*AIM OF THE TASK*: Gather the lines below that include the string "Shanghai", copying each in full.

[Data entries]
--- start ---
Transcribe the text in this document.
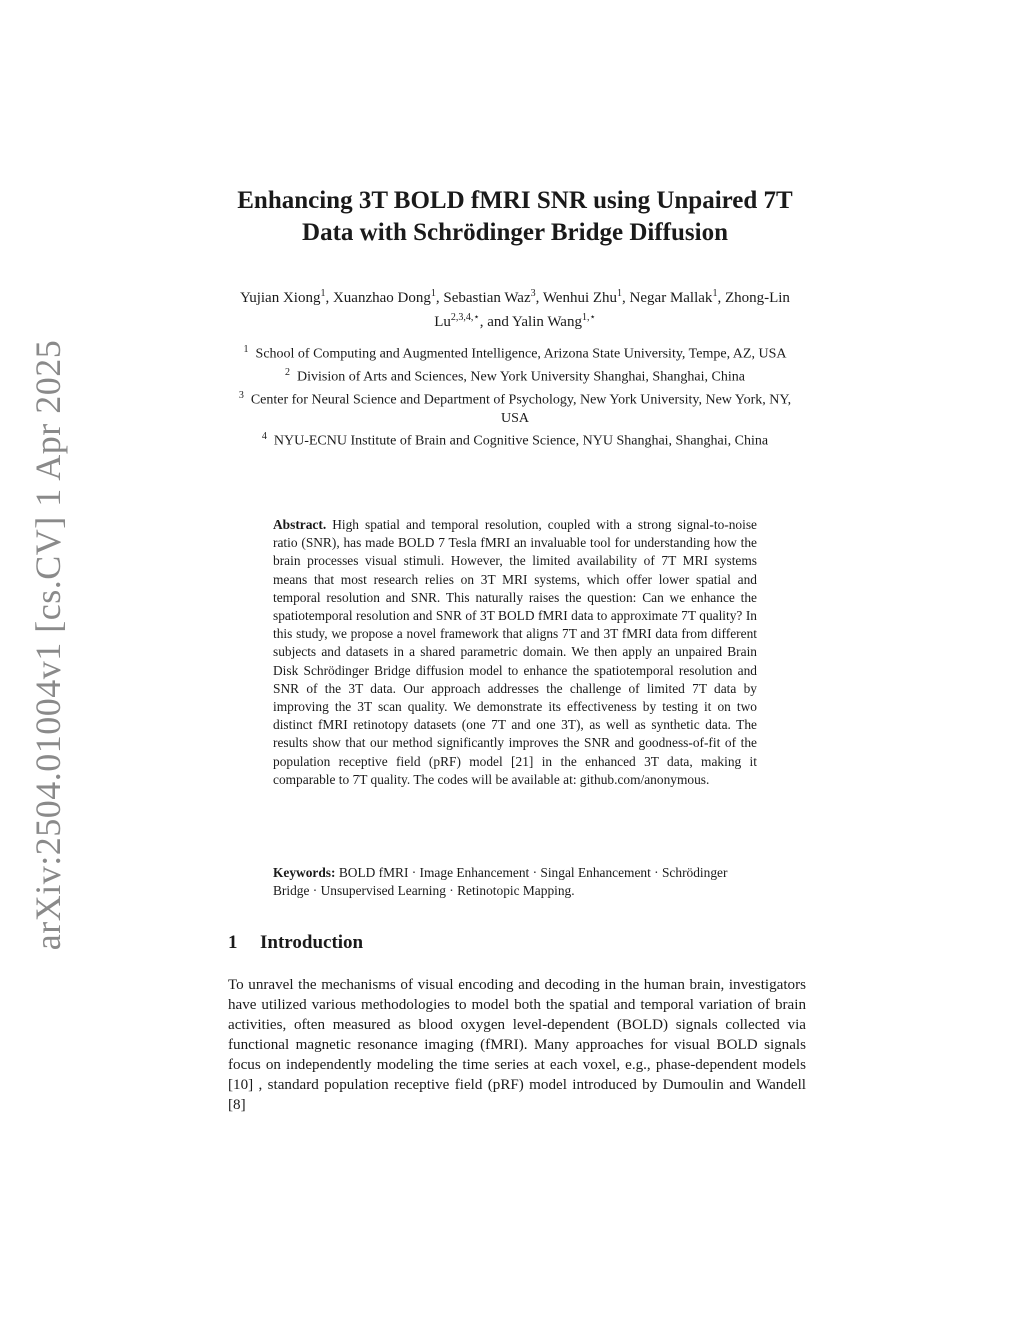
arXiv:2504.01004v1 [cs.CV] 1 Apr 2025
Enhancing 3T BOLD fMRI SNR using Unpaired 7T Data with Schrödinger Bridge Diffusion
Yujian Xiong$^1$, Xuanzhao Dong$^1$, Sebastian Waz$^3$, Wenhui Zhu$^1$, Negar Mallak$^1$, Zhong-Lin $Lu^{2,3,4,⋆}$, and Yalin Wang$^{1,⋆}$
$^1$ School of Computing and Augmented Intelligence, Arizona State University, Tempe, AZ, USA
$^2$ Division of Arts and Sciences, New York University Shanghai, Shanghai, China
$^3$ Center for Neural Science and Department of Psychology, New York University, New York, NY, USA
$^4$ NYU-ECNU Institute of Brain and Cognitive Science, NYU Shanghai, Shanghai, China
Abstract. High spatial and temporal resolution, coupled with a strong signal-to-noise ratio (SNR), has made BOLD 7 Tesla fMRI an invaluable tool for understanding how the brain processes visual stimuli. However, the limited availability of 7T MRI systems means that most research relies on 3T MRI systems, which offer lower spatial and temporal resolution and SNR. This naturally raises the question: Can we enhance the spatiotemporal resolution and SNR of 3T BOLD fMRI data to approximate 7T quality? In this study, we propose a novel framework that aligns 7T and 3T fMRI data from different subjects and datasets in a shared parametric domain. We then apply an unpaired Brain Disk Schrödinger Bridge diffusion model to enhance the spatiotemporal resolution and SNR of the 3T data. Our approach addresses the challenge of limited 7T data by improving the 3T scan quality. We demonstrate its effectiveness by testing it on two distinct fMRI retinotopy datasets (one 7T and one 3T), as well as synthetic data. The results show that our method significantly improves the SNR and goodness-of-fit of the population receptive field (pRF) model [21] in the enhanced 3T data, making it comparable to 7T quality. The codes will be available at: github.com/anonymous.
Keywords: BOLD fMRI · Image Enhancement · Singal Enhancement · Schrödinger Bridge · Unsupervised Learning · Retinotopic Mapping.
1 Introduction

To unravel the mechanisms of visual encoding and decoding in the human brain, investigators have utilized various methodologies to model both the spatial and temporal variation of brain activities, often measured as blood oxygen level-dependent (BOLD) signals collected via functional magnetic resonance imaging (fMRI). Many approaches for visual BOLD signals focus on independently modeling the time series at each voxel, e.g., phase-dependent models [10] , standard population receptive field (pRF) model introduced by Dumoulin and Wandell [8]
--- end ---
*EXERCISE RESULT*:
$^2$ Division of Arts and Sciences, New York University Shanghai, Shanghai, China
$^4$ NYU-ECNU Institute of Brain and Cognitive Science, NYU Shanghai, Shanghai, China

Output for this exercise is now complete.